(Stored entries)
-- start --
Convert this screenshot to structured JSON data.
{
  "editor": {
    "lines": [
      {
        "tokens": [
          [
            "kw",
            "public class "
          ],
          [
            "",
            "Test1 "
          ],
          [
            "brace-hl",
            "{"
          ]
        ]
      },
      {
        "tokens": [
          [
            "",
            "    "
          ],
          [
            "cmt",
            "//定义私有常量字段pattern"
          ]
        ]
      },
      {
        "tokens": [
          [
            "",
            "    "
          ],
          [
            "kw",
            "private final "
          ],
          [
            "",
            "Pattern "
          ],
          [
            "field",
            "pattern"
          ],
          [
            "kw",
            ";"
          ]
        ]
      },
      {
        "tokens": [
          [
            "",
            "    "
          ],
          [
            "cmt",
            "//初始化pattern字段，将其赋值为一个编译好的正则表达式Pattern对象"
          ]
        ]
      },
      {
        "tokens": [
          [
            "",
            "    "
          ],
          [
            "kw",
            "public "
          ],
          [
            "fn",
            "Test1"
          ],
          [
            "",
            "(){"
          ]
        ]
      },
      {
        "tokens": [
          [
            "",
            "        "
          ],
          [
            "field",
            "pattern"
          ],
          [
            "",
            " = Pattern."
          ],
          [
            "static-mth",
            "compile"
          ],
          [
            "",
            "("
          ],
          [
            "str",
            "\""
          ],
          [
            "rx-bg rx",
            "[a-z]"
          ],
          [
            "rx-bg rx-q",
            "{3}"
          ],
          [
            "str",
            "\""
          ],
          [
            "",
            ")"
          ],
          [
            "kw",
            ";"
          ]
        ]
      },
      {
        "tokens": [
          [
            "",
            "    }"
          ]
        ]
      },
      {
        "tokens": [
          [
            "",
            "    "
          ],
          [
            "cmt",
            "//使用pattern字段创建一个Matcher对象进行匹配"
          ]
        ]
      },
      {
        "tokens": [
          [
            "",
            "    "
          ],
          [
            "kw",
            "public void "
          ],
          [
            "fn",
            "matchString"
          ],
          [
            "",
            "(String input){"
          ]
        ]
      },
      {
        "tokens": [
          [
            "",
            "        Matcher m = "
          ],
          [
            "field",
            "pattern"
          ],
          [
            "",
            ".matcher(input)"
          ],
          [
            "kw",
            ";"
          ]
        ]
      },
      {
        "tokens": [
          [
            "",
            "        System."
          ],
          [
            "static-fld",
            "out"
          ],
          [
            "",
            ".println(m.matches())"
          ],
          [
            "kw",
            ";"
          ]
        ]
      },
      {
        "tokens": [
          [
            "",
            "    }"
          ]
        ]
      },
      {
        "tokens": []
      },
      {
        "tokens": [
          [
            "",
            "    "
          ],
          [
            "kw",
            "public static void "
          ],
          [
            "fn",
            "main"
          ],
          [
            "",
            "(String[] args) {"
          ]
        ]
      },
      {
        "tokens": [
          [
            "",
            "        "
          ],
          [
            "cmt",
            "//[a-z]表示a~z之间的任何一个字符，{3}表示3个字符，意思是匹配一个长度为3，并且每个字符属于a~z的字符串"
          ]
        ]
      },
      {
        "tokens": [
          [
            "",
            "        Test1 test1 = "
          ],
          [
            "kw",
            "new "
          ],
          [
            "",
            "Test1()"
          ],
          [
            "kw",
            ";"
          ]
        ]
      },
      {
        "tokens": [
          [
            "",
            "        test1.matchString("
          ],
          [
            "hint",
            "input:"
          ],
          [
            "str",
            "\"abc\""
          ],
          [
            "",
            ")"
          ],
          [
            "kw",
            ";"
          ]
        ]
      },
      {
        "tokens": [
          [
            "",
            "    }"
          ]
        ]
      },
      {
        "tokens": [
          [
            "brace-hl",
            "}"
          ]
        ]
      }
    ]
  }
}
-- end --
#### [DIRECTIONS]
Say how many lines in this material hold "public", and say nothing else.

#### [SOLUTION TO THIS EXERCISE]
4